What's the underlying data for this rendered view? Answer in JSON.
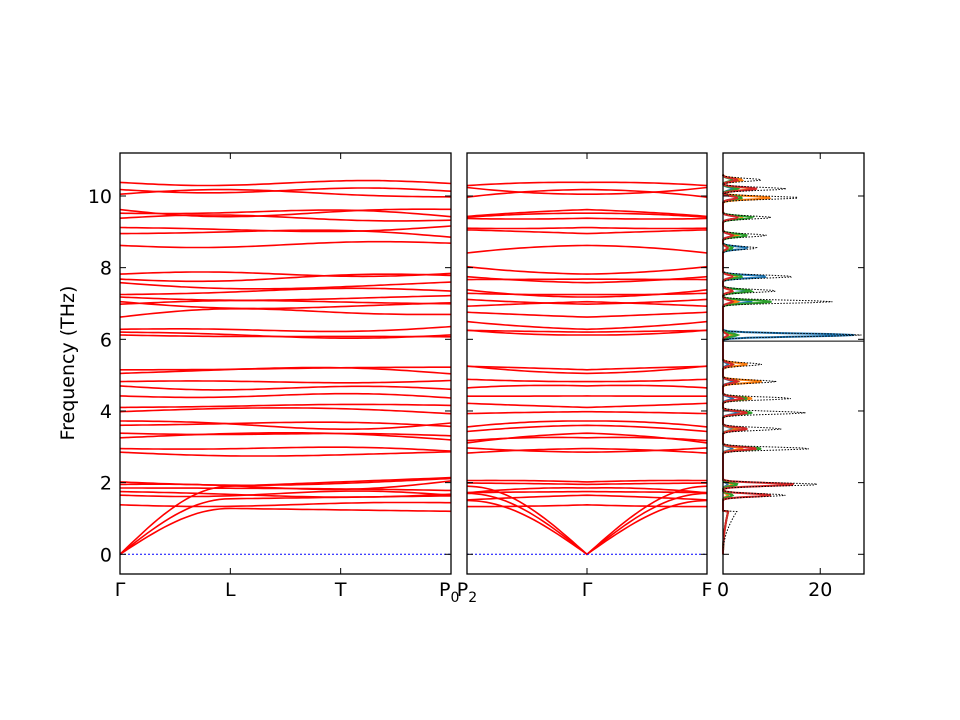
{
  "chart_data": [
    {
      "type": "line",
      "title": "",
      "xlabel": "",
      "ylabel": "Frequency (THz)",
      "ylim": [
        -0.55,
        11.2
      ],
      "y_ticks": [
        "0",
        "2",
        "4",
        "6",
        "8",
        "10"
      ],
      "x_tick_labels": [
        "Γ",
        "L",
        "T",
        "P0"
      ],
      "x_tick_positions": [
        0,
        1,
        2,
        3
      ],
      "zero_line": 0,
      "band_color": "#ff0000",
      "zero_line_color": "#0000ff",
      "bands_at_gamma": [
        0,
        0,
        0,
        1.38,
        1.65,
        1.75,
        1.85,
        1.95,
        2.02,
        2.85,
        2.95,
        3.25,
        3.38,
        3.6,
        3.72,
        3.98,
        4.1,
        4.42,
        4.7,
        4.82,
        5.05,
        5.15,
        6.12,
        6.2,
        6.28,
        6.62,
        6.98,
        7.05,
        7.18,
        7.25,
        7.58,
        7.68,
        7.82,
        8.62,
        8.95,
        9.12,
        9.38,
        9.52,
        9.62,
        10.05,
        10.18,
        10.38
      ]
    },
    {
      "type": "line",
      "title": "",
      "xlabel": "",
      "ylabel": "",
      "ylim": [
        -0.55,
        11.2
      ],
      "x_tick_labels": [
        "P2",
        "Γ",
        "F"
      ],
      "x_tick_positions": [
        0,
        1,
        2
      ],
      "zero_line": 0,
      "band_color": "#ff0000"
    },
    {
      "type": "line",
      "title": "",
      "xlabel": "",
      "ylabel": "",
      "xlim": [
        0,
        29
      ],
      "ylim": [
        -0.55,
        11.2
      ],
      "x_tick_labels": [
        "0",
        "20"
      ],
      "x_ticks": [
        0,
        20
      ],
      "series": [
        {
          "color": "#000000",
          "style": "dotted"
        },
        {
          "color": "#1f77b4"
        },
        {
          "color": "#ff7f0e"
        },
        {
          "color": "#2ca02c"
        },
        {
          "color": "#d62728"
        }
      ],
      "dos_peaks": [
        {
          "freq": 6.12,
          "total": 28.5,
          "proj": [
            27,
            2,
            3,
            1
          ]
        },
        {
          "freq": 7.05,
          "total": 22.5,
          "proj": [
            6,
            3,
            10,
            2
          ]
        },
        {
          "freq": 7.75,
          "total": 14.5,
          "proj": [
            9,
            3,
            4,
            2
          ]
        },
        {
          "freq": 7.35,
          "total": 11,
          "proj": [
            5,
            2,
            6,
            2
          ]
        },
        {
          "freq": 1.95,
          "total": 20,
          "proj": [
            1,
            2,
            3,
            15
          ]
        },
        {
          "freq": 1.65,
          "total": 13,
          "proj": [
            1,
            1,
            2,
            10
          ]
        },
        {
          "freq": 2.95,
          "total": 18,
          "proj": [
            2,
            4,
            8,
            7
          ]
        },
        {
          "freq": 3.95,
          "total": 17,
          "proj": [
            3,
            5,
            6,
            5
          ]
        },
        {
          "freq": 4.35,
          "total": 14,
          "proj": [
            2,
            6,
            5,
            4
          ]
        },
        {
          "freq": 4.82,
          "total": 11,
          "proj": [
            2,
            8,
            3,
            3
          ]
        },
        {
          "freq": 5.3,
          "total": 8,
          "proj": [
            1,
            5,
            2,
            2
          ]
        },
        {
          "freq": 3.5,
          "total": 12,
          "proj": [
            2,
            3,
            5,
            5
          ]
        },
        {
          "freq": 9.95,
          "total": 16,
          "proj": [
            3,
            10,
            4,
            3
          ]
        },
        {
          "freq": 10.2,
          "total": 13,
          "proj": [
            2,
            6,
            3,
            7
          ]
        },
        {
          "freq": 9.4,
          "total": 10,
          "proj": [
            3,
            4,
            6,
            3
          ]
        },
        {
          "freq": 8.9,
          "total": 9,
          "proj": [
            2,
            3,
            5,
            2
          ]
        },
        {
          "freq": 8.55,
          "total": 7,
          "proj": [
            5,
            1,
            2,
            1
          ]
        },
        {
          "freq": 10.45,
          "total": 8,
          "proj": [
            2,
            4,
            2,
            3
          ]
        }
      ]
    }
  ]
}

============================================================

◆ To be done ◆
Make an exact reproduction of the listing above, without any pictures.

◆ Expected output ◆
What's the underlying data for this rendered view? Answer in JSON.
{
  "chart_data": [
    {
      "type": "line",
      "title": "",
      "xlabel": "",
      "ylabel": "Frequency (THz)",
      "ylim": [
        -0.55,
        11.2
      ],
      "y_ticks": [
        "0",
        "2",
        "4",
        "6",
        "8",
        "10"
      ],
      "x_tick_labels": [
        "Γ",
        "L",
        "T",
        "P0"
      ],
      "x_tick_positions": [
        0,
        1,
        2,
        3
      ],
      "zero_line": 0,
      "band_color": "#ff0000",
      "zero_line_color": "#0000ff",
      "bands_at_gamma": [
        0,
        0,
        0,
        1.38,
        1.65,
        1.75,
        1.85,
        1.95,
        2.02,
        2.85,
        2.95,
        3.25,
        3.38,
        3.6,
        3.72,
        3.98,
        4.1,
        4.42,
        4.7,
        4.82,
        5.05,
        5.15,
        6.12,
        6.2,
        6.28,
        6.62,
        6.98,
        7.05,
        7.18,
        7.25,
        7.58,
        7.68,
        7.82,
        8.62,
        8.95,
        9.12,
        9.38,
        9.52,
        9.62,
        10.05,
        10.18,
        10.38
      ]
    },
    {
      "type": "line",
      "title": "",
      "xlabel": "",
      "ylabel": "",
      "ylim": [
        -0.55,
        11.2
      ],
      "x_tick_labels": [
        "P2",
        "Γ",
        "F"
      ],
      "x_tick_positions": [
        0,
        1,
        2
      ],
      "zero_line": 0,
      "band_color": "#ff0000"
    },
    {
      "type": "line",
      "title": "",
      "xlabel": "",
      "ylabel": "",
      "xlim": [
        0,
        29
      ],
      "ylim": [
        -0.55,
        11.2
      ],
      "x_tick_labels": [
        "0",
        "20"
      ],
      "x_ticks": [
        0,
        20
      ],
      "series": [
        {
          "color": "#000000",
          "style": "dotted"
        },
        {
          "color": "#1f77b4"
        },
        {
          "color": "#ff7f0e"
        },
        {
          "color": "#2ca02c"
        },
        {
          "color": "#d62728"
        }
      ],
      "dos_peaks": [
        {
          "freq": 6.12,
          "total": 28.5,
          "proj": [
            27,
            2,
            3,
            1
          ]
        },
        {
          "freq": 7.05,
          "total": 22.5,
          "proj": [
            6,
            3,
            10,
            2
          ]
        },
        {
          "freq": 7.75,
          "total": 14.5,
          "proj": [
            9,
            3,
            4,
            2
          ]
        },
        {
          "freq": 7.35,
          "total": 11,
          "proj": [
            5,
            2,
            6,
            2
          ]
        },
        {
          "freq": 1.95,
          "total": 20,
          "proj": [
            1,
            2,
            3,
            15
          ]
        },
        {
          "freq": 1.65,
          "total": 13,
          "proj": [
            1,
            1,
            2,
            10
          ]
        },
        {
          "freq": 2.95,
          "total": 18,
          "proj": [
            2,
            4,
            8,
            7
          ]
        },
        {
          "freq": 3.95,
          "total": 17,
          "proj": [
            3,
            5,
            6,
            5
          ]
        },
        {
          "freq": 4.35,
          "total": 14,
          "proj": [
            2,
            6,
            5,
            4
          ]
        },
        {
          "freq": 4.82,
          "total": 11,
          "proj": [
            2,
            8,
            3,
            3
          ]
        },
        {
          "freq": 5.3,
          "total": 8,
          "proj": [
            1,
            5,
            2,
            2
          ]
        },
        {
          "freq": 3.5,
          "total": 12,
          "proj": [
            2,
            3,
            5,
            5
          ]
        },
        {
          "freq": 9.95,
          "total": 16,
          "proj": [
            3,
            10,
            4,
            3
          ]
        },
        {
          "freq": 10.2,
          "total": 13,
          "proj": [
            2,
            6,
            3,
            7
          ]
        },
        {
          "freq": 9.4,
          "total": 10,
          "proj": [
            3,
            4,
            6,
            3
          ]
        },
        {
          "freq": 8.9,
          "total": 9,
          "proj": [
            2,
            3,
            5,
            2
          ]
        },
        {
          "freq": 8.55,
          "total": 7,
          "proj": [
            5,
            1,
            2,
            1
          ]
        },
        {
          "freq": 10.45,
          "total": 8,
          "proj": [
            2,
            4,
            2,
            3
          ]
        }
      ]
    }
  ]
}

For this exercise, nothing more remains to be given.